» SELECTED EXTRACT:
☆ ☆ ☆ ☆

RISK-FACTOR MODIFICATION AND PROPHYLAXIS

The risk-factors associated with CP can be classified according to the MANNHEIM risk-factor classification system[4]. In this system, the multiple (M) risk factors underlying CP are categorised into six major subcategories of alcohol consumption (A), nicotine consumption (N), nutritional factors (N), hereditary factors (H), efferent pancreatic duct factors (E), immunological factors (I), and various rare miscellaneous and metabolic (M) factors. The rationale for modifying these risk-factors is to reduce recurrent injury to the pancreas. Hence, with repeated episodes of acute inflammation triggered by one or more risk factors, the inflammatory environment within the pancreas shifts towards chronic inflammation, with subsequent activation of pancreatic stellate cells, fibrinogenesis, and irreversible pancreatic damage[21]. Although not well established for all risk-factors (see below), it seems likely that prevention of recurrent pancreatitis attacks, clinical or sub-clinical, by risk-factor modification, will translate into a slowing of disease progression, less exocrine and endocrine insufficiency and most importantly decreased abdominal pain. In Table 1 recommended risk factor modifications are summarized.

Table 1 Recommended risk factor modifications in chronic pancreatitis according to the MANNHEIM criteria.
Risk factorTreatmentComments
AlcoholAlcohol cessationDecrease disease progression and may have beneficial effects on pain
NicotineSmoking cessationDecrease disease progression and may have beneficial effects on pain
NutritionalNo specific recommendationsNo prospective data
HereditaryEndoscopic surveillanceCurrently no formal evidence, a prospective trial has been initiated
Pancreatectomy with autolog stem cell transplantationPreferred strategy in some United States centers
Efferent ductEndoscopy or surgical interventionsThe benefit of intervention is controversial
ImmunologicalSteroid treatmentTreatment of autoimmune pancreatitis follows guidelines provided in e.g., Ref. 32
MetabolicLipid lowering therapy, parathyroidectomy, etc.Consider referral to an endocrinologist

In patients with an alcoholic aetiology of CP, there is evidence to support that cessation of alcohol may have beneficial effects on disease progression and pain[22,23]. Furthermore, there is increasing evidence that tobacco use is also an important and independent risk factor for CP and that cigarette smoking accelerates progression of alcoholic CP[24,25]. Hence, tobacco cessation is highly recommended in these patients, although the association with pain relief has yet to be determined.

☆ ☆ ☆ ☆

» WORK TASK A:
Answer these questions from the passage on risk-factor modification:
(i) In the MANNHEIM system, what does the letter E stand for?
(ii) What is the stated rationale for modifying the risk factors?
(iii) According to the last paragraph, what does cigarette smoking accelerate?
» WORK TASK B:
Using the passage on risk-factor modification, please explain in one to three sentences why tobacco cessation is highly recommended for patients with alcoholic CP.
» WORK TASK C:
Pick up the passage on risk-factor modification after its final sentence and continue it.

Dataset entries:
☆ ☆ ☆ ☆

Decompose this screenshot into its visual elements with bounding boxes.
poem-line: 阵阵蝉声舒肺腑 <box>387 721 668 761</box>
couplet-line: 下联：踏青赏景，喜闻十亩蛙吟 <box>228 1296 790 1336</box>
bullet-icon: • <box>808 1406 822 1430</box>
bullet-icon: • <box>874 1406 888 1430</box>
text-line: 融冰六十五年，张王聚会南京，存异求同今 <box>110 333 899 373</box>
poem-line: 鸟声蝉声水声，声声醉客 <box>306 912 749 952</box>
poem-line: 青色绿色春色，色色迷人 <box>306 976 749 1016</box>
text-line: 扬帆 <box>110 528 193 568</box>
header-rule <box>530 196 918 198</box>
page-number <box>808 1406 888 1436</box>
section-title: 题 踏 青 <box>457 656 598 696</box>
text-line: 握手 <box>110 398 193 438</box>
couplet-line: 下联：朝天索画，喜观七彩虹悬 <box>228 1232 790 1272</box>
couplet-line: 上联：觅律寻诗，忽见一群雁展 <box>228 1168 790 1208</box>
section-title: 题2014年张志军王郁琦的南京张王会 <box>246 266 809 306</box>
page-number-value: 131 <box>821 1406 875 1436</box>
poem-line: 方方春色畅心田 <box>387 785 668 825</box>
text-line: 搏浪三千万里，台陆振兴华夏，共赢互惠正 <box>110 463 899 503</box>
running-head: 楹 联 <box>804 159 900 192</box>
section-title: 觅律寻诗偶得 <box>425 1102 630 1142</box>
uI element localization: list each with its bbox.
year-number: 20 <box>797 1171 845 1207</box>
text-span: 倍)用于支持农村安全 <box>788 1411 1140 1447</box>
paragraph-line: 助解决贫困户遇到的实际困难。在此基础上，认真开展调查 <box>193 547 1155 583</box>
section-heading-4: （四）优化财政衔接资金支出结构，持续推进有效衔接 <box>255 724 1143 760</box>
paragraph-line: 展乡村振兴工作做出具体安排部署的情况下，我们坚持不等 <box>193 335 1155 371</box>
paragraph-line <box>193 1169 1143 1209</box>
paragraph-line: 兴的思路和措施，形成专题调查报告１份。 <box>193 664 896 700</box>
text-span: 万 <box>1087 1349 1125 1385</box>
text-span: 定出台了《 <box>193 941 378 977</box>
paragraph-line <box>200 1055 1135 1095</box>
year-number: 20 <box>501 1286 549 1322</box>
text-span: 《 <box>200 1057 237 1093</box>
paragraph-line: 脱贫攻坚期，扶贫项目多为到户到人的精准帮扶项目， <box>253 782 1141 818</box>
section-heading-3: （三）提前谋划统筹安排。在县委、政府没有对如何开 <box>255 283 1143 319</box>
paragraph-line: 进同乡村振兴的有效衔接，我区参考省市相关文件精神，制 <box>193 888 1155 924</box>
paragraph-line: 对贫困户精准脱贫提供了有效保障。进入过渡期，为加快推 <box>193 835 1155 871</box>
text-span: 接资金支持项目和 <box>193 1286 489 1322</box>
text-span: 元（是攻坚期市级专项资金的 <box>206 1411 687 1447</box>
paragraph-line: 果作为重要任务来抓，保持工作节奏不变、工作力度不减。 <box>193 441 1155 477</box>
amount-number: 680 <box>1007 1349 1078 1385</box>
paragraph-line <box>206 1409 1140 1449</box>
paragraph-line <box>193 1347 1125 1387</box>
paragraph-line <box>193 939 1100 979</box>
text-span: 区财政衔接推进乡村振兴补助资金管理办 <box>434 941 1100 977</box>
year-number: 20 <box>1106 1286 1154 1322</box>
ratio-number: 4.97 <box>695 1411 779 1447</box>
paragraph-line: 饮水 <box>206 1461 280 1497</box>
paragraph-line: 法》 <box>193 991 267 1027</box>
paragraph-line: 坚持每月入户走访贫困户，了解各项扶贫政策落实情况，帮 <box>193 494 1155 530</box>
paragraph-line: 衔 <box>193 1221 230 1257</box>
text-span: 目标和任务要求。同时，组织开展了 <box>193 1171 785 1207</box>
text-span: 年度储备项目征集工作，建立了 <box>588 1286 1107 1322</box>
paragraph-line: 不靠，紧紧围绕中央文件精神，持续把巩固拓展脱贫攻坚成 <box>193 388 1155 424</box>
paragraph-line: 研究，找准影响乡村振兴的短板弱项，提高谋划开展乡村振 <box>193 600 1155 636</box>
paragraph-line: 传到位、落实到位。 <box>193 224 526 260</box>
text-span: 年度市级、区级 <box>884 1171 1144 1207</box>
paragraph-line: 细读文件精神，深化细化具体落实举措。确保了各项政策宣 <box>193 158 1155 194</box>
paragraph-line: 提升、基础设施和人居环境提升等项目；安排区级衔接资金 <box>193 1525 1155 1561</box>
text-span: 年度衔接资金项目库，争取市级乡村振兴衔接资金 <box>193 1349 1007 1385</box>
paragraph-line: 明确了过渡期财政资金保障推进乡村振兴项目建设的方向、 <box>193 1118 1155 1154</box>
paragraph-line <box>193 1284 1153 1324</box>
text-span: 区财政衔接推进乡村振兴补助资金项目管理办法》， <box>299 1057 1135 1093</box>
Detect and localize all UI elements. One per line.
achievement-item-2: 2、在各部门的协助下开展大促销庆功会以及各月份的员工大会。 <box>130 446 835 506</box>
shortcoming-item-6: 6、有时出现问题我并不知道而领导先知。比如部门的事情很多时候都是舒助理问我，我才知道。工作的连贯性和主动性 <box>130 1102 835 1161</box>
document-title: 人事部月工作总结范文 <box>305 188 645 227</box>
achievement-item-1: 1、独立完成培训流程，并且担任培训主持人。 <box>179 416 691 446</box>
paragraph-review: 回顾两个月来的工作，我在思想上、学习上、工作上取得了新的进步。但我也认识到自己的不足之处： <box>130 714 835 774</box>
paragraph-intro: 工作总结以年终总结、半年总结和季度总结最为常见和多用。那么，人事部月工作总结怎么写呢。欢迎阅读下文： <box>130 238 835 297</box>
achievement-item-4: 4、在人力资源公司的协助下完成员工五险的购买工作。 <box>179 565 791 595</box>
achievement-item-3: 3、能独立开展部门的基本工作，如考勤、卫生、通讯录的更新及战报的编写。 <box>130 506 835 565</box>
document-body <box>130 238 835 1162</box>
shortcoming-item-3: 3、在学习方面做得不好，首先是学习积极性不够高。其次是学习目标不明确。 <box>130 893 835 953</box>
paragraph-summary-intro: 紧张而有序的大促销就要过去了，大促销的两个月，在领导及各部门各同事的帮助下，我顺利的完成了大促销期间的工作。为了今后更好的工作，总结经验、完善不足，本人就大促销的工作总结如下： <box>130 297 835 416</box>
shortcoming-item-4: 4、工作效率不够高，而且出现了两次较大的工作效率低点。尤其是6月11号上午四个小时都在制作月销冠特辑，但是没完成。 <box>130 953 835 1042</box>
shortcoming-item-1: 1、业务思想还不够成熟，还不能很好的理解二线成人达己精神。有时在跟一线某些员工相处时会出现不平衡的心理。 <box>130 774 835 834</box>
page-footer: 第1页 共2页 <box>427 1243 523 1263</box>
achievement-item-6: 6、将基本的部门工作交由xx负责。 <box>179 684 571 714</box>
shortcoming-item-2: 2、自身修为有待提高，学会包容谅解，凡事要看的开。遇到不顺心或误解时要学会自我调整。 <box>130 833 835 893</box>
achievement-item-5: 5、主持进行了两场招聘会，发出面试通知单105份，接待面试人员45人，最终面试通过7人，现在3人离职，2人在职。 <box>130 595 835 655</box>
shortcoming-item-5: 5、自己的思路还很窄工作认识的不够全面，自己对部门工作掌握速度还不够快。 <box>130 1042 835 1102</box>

☆ ☆ ☆ ☆

» WRITTEN REPLY A:
(i) Efferent pancreatic duct factors.
(ii) To reduce recurrent injury to the pancreas.
(iii) The progression of alcoholic CP.

» WRITTEN REPLY B:
There is increasing evidence that tobacco use is an important and independent risk factor for CP. Cigarette smoking also accelerates the progression of alcoholic CP. Its link to pain relief, however, has yet to be determined.

» WRITTEN REPLY C:
Data on the association between nutritional factors and CP are sparse. The consumption of a diet rich in fat and protein was associated with the development of CP in a case-control study[26]. However, retrospective descriptions of daily nutritional habits are difficult and such data may be subject to recall bias. Thus, it is difficult to provide a simple description of past daily nutrition in the majority of patients with CP and these findings needs to be confirmed in a prospective trial before specific recommendations can be made.

In patients with CP following gallstone pancreatitis, prevention of recurrent choledocholithiasis is crucial and reduces further damage to the pancreas[27]. In this situation cholecystectomy is recommended for patients suitable for surgery[28]. Also, patients with recurrent pancreatitis and efferent duct abnormalities such as pancreas divisum may benefit from endoscopic therapy or surgery to decrease the risk of recurrent pancreatitis and progression to CP[29]. However, data on this subject are limited and the optimal treatment of this specific entity is still a subject of controversy.

No specific treatment exists to modify the disease progression in hereditary CP. These patients have a significantly increased risk of pancreatic cancer and surveillance or even total pancreatectomy with autologous islet-cell transplantation is recommended in some centers[30]. Patients with autoimmune pancreatitis comprise a special subset of patients with a potentially curable form of pancreatitis. Management of these patients is beyond the scope of this review and the reader is referred to reference[31].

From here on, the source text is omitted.